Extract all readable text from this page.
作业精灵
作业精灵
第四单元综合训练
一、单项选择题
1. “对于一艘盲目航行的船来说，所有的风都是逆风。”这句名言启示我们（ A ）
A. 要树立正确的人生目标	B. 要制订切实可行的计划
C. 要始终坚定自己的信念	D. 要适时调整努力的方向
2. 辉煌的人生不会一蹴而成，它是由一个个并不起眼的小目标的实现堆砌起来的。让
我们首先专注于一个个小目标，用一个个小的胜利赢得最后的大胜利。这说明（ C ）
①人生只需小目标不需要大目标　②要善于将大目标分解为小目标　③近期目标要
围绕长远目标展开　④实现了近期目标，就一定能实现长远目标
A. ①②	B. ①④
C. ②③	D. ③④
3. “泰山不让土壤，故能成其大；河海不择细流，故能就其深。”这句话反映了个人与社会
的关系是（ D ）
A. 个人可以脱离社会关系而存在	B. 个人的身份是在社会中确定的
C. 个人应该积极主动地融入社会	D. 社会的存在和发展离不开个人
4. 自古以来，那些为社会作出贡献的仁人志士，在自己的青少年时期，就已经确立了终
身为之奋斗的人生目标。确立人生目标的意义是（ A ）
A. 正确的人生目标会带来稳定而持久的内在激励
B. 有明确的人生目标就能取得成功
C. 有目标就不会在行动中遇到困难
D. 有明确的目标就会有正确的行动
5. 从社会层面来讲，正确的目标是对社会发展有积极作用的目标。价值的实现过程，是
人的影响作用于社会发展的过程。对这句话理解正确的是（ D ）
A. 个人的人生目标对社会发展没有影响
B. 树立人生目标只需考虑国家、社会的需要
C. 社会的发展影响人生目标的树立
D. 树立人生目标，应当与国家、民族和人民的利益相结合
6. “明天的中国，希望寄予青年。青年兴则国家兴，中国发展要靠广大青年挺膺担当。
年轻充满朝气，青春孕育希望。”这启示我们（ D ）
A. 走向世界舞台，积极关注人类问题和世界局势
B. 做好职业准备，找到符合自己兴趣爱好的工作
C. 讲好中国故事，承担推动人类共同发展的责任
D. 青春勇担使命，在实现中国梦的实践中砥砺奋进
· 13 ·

◆ ◆ ◆ ◆

# [Exercise brief]
Reproduce each record exactly, leaving nothing out.

# [Full answer]
Extract all readable text from this page.
作业精灵
作业精灵
第四单元综合训练
一、单项选择题
1. “对于一艘盲目航行的船来说，所有的风都是逆风。”这句名言启示我们（ A ）
A. 要树立正确的人生目标	B. 要制订切实可行的计划
C. 要始终坚定自己的信念	D. 要适时调整努力的方向
2. 辉煌的人生不会一蹴而成，它是由一个个并不起眼的小目标的实现堆砌起来的。让
我们首先专注于一个个小目标，用一个个小的胜利赢得最后的大胜利。这说明（ C ）
①人生只需小目标不需要大目标　②要善于将大目标分解为小目标　③近期目标要
围绕长远目标展开　④实现了近期目标，就一定能实现长远目标
A. ①②	B. ①④
C. ②③	D. ③④
3. “泰山不让土壤，故能成其大；河海不择细流，故能就其深。”这句话反映了个人与社会
的关系是（ D ）
A. 个人可以脱离社会关系而存在	B. 个人的身份是在社会中确定的
C. 个人应该积极主动地融入社会	D. 社会的存在和发展离不开个人
4. 自古以来，那些为社会作出贡献的仁人志士，在自己的青少年时期，就已经确立了终
身为之奋斗的人生目标。确立人生目标的意义是（ A ）
A. 正确的人生目标会带来稳定而持久的内在激励
B. 有明确的人生目标就能取得成功
C. 有目标就不会在行动中遇到困难
D. 有明确的目标就会有正确的行动
5. 从社会层面来讲，正确的目标是对社会发展有积极作用的目标。价值的实现过程，是
人的影响作用于社会发展的过程。对这句话理解正确的是（ D ）
A. 个人的人生目标对社会发展没有影响
B. 树立人生目标只需考虑国家、社会的需要
C. 社会的发展影响人生目标的树立
D. 树立人生目标，应当与国家、民族和人民的利益相结合
6. “明天的中国，希望寄予青年。青年兴则国家兴，中国发展要靠广大青年挺膺担当。
年轻充满朝气，青春孕育希望。”这启示我们（ D ）
A. 走向世界舞台，积极关注人类问题和世界局势
B. 做好职业准备，找到符合自己兴趣爱好的工作
C. 讲好中国故事，承担推动人类共同发展的责任
D. 青春勇担使命，在实现中国梦的实践中砥砺奋进
· 13 ·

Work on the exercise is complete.